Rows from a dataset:
++++++++++++++++++++

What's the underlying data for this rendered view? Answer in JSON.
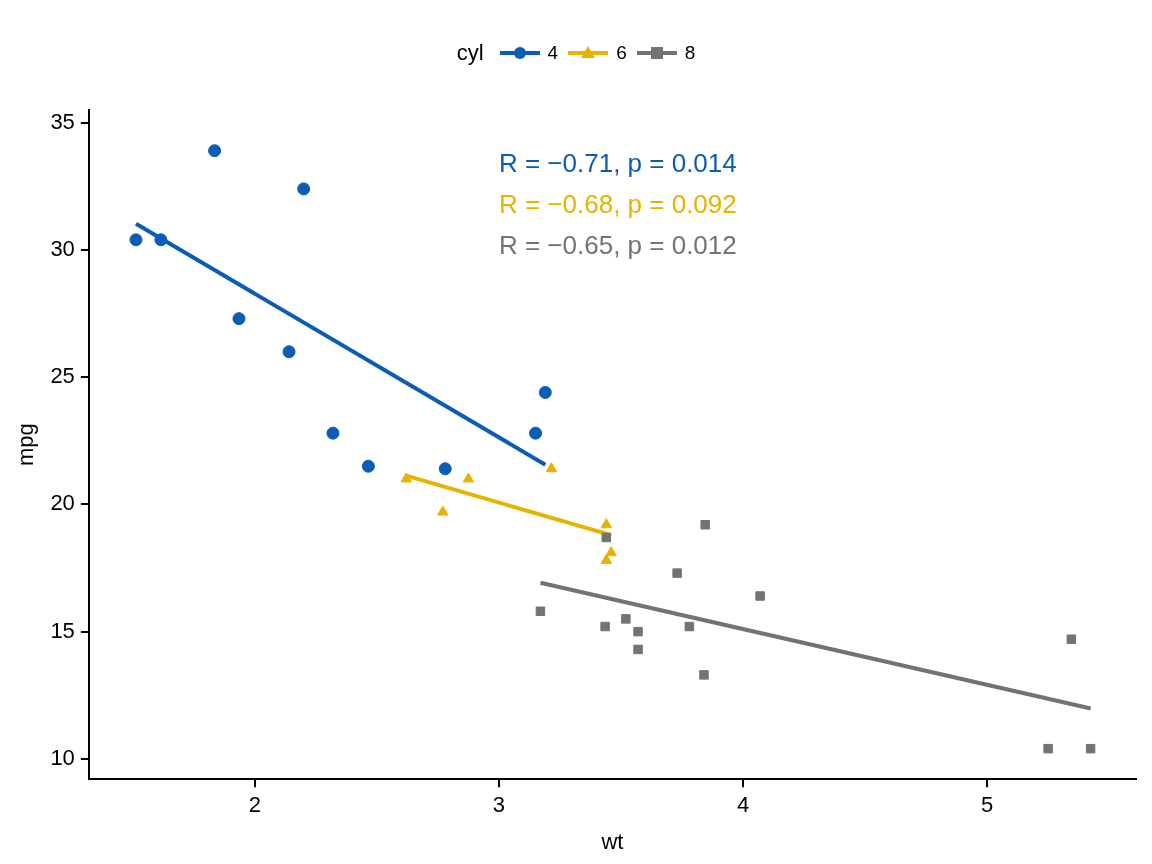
{
  "chart_data": {
    "type": "scatter",
    "xlabel": "wt",
    "ylabel": "mpg",
    "legend_title": "cyl",
    "legend": "top",
    "grid": false,
    "xlim": [
      1.32,
      5.61
    ],
    "xticks": [
      2,
      3,
      4,
      5
    ],
    "ylim": [
      9.2,
      35.5
    ],
    "yticks": [
      10,
      15,
      20,
      25,
      30,
      35
    ],
    "annotations": [
      "R = −0.71, p = 0.014",
      "R = −0.68, p = 0.092",
      "R = −0.65, p = 0.012"
    ],
    "series": [
      {
        "name": "4",
        "marker": "circle",
        "color": "#0b5cb5",
        "x": [
          2.32,
          3.19,
          3.15,
          2.2,
          1.615,
          1.835,
          2.465,
          1.935,
          2.14,
          1.513,
          2.78
        ],
        "values": [
          22.8,
          24.4,
          22.8,
          32.4,
          30.4,
          33.9,
          21.5,
          27.3,
          26.0,
          30.4,
          21.4
        ]
      },
      {
        "name": "6",
        "marker": "triangle",
        "color": "#e8b200",
        "x": [
          2.62,
          2.875,
          3.215,
          3.46,
          3.44,
          3.44,
          2.77
        ],
        "values": [
          21.0,
          21.0,
          21.4,
          18.1,
          19.2,
          17.8,
          19.7
        ]
      },
      {
        "name": "8",
        "marker": "square",
        "color": "#737373",
        "x": [
          3.44,
          3.57,
          4.07,
          3.73,
          3.78,
          5.25,
          5.424,
          5.345,
          3.52,
          3.435,
          3.84,
          3.845,
          3.17,
          3.57
        ],
        "values": [
          18.7,
          14.3,
          16.4,
          17.3,
          15.2,
          10.4,
          10.4,
          14.7,
          15.5,
          15.2,
          13.3,
          19.2,
          15.8,
          15.0
        ]
      },
      {
        "type": "line",
        "marker": "none",
        "color": "#0b5cb5",
        "x": [
          1.513,
          3.19
        ],
        "values": [
          31.03,
          21.56
        ]
      },
      {
        "type": "line",
        "marker": "none",
        "color": "#e8b200",
        "x": [
          2.62,
          3.46
        ],
        "values": [
          21.13,
          18.79
        ]
      },
      {
        "type": "line",
        "marker": "none",
        "color": "#737373",
        "x": [
          3.17,
          5.424
        ],
        "values": [
          16.92,
          11.98
        ]
      }
    ]
  }
}
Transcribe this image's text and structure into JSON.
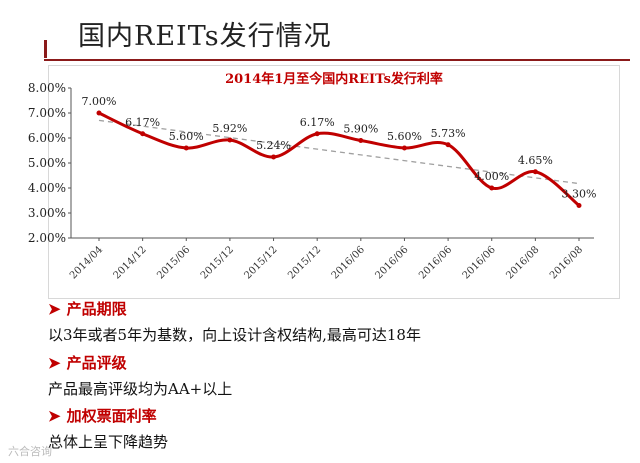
{
  "slide": {
    "title": "国内REITs发行情况",
    "accent_color": "#c00000"
  },
  "chart_data": {
    "type": "line",
    "title": "2014年1月至今国内REITs发行利率",
    "categories": [
      "2014/04",
      "2014/12",
      "2015/06",
      "2015/12",
      "2015/12",
      "2015/12",
      "2016/06",
      "2016/06",
      "2016/06",
      "2016/06",
      "2016/08",
      "2016/08"
    ],
    "series": [
      {
        "values": [
          7.0,
          6.17,
          5.6,
          5.92,
          5.24,
          6.17,
          5.9,
          5.6,
          5.73,
          4.0,
          4.65,
          3.3
        ],
        "labels": [
          "7.00%",
          "6.17%",
          "5.60%",
          "5.92%",
          "5.24%",
          "6.17%",
          "5.90%",
          "5.60%",
          "5.73%",
          "4.00%",
          "4.65%",
          "3.30%"
        ],
        "color": "#c00000"
      }
    ],
    "trendline": {
      "color": "#a0a0a0",
      "style": "dashed"
    },
    "y_ticks": [
      "2.00%",
      "3.00%",
      "4.00%",
      "5.00%",
      "6.00%",
      "7.00%",
      "8.00%"
    ],
    "ylim": [
      2,
      8
    ],
    "grid": false,
    "xlabel": "",
    "ylabel": ""
  },
  "bullets": [
    {
      "heading": "产品期限",
      "text": "以3年或者5年为基数，向上设计含权结构,最高可达18年"
    },
    {
      "heading": "产品评级",
      "text": "产品最高评级均为AA+以上"
    },
    {
      "heading": "加权票面利率",
      "text": "总体上呈下降趋势"
    }
  ],
  "watermark": "六合咨询"
}
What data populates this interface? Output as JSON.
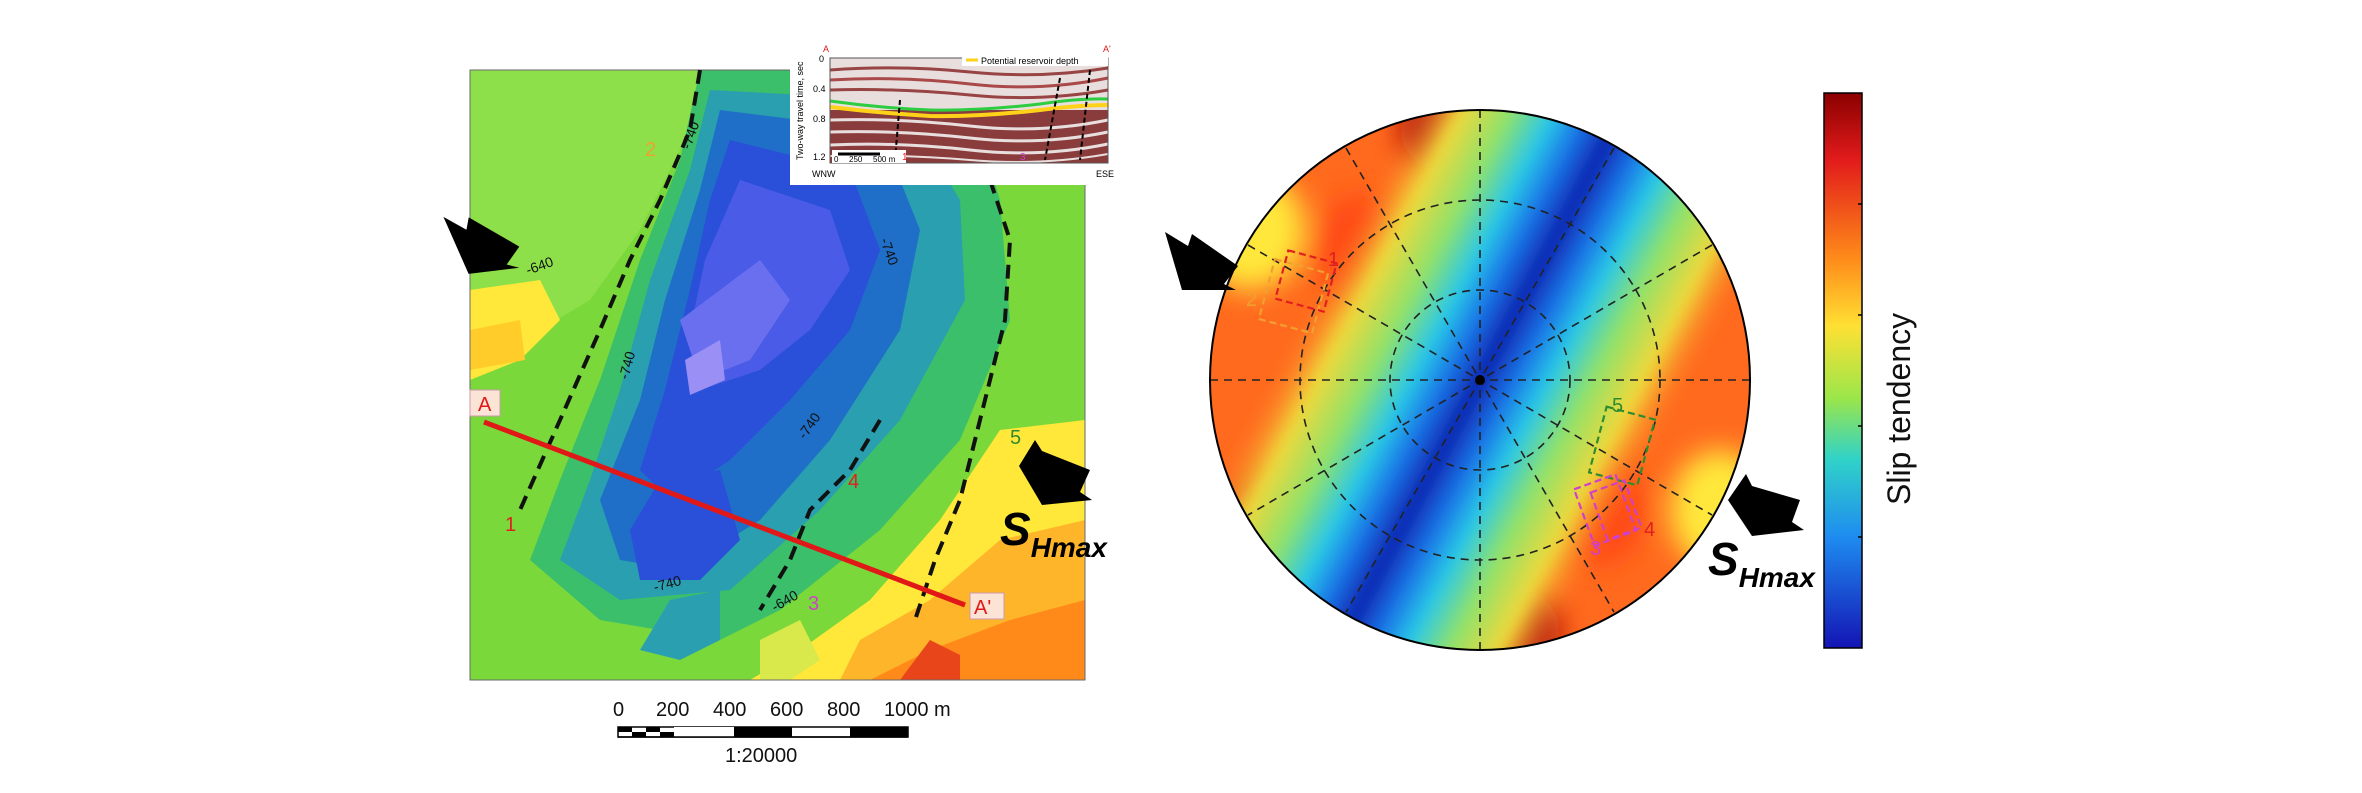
{
  "map": {
    "contours": [
      "-640",
      "-740",
      "-740",
      "-740",
      "-740",
      "-640",
      "-740",
      "-640"
    ],
    "section_start": "A",
    "section_end": "A'",
    "fault_labels": [
      "1",
      "2",
      "3",
      "4",
      "5"
    ],
    "shmax_main": "S",
    "shmax_sub": "Hmax"
  },
  "inset": {
    "top_left": "A",
    "top_right": "A'",
    "legend": "Potential reservoir depth",
    "ylabel": "Two-way travel time, sec",
    "yticks": [
      "0",
      "0.4",
      "0.8",
      "1.2"
    ],
    "scale_ticks": [
      "0",
      "250",
      "500 m"
    ],
    "left_dir": "WNW",
    "right_dir": "ESE",
    "fault_labels": [
      "1",
      "3"
    ]
  },
  "scale": {
    "ticks": [
      "0",
      "200",
      "400",
      "600",
      "800",
      "1000 m"
    ],
    "ratio": "1:20000"
  },
  "stereonet": {
    "zone_labels": [
      "1",
      "2",
      "3",
      "4",
      "5"
    ],
    "shmax_main": "S",
    "shmax_sub": "Hmax"
  },
  "colorbar": {
    "label": "Slip tendency"
  },
  "colors": {
    "fault_red": "#e02020",
    "section_line": "#e01818",
    "zone_orange": "#f0a030",
    "zone_magenta": "#d040c8",
    "zone_green": "#2e8b2e"
  }
}
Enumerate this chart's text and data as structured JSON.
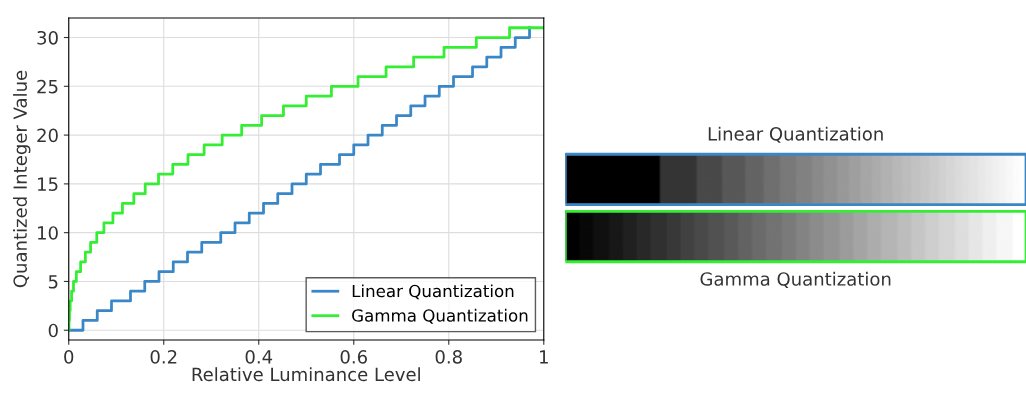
{
  "chart_data": [
    {
      "type": "step",
      "xlabel": "Relative Luminance Level",
      "ylabel": "Quantized Integer Value",
      "xlim": [
        0,
        1
      ],
      "xticks": [
        0,
        0.2,
        0.4,
        0.6,
        0.8,
        1
      ],
      "ylim": [
        -1,
        32
      ],
      "yticks": [
        0,
        5,
        10,
        15,
        20,
        25,
        30
      ],
      "grid": true,
      "legend": "bottom right",
      "series": [
        {
          "name": "Linear Quantization",
          "color": "#3a87c8",
          "x": [
            0,
            0.03,
            0.06,
            0.09,
            0.13,
            0.16,
            0.19,
            0.22,
            0.25,
            0.28,
            0.32,
            0.35,
            0.38,
            0.41,
            0.44,
            0.47,
            0.5,
            0.53,
            0.57,
            0.6,
            0.63,
            0.66,
            0.69,
            0.72,
            0.75,
            0.78,
            0.81,
            0.85,
            0.88,
            0.91,
            0.94,
            0.97
          ],
          "values": [
            0,
            1,
            2,
            3,
            4,
            5,
            6,
            7,
            8,
            9,
            10,
            11,
            12,
            13,
            14,
            15,
            16,
            17,
            18,
            19,
            20,
            21,
            22,
            23,
            24,
            25,
            26,
            27,
            28,
            29,
            30,
            31
          ]
        },
        {
          "name": "Gamma Quantization",
          "color": "#33ee33",
          "x": [
            0,
            0.0005,
            0.0015,
            0.003,
            0.006,
            0.01,
            0.016,
            0.025,
            0.035,
            0.046,
            0.059,
            0.074,
            0.093,
            0.113,
            0.137,
            0.161,
            0.189,
            0.219,
            0.251,
            0.285,
            0.323,
            0.364,
            0.406,
            0.452,
            0.5,
            0.553,
            0.609,
            0.668,
            0.726,
            0.79,
            0.858,
            0.928,
            1
          ],
          "values": [
            0,
            1,
            2,
            3,
            4,
            5,
            6,
            7,
            8,
            9,
            10,
            11,
            12,
            13,
            14,
            15,
            16,
            17,
            18,
            19,
            20,
            21,
            22,
            23,
            24,
            25,
            26,
            27,
            28,
            29,
            30,
            31,
            31
          ]
        }
      ]
    },
    {
      "type": "other",
      "annotations": [
        "Linear Quantization",
        "Gamma Quantization"
      ],
      "series": [
        {
          "color": "#3a87c8"
        },
        {
          "color": "#33ee33"
        }
      ]
    }
  ]
}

++++++++++++++++++++

The exercise
Report how many lines of the entries hold the word "type". Nothing else is needed.

Expected output
7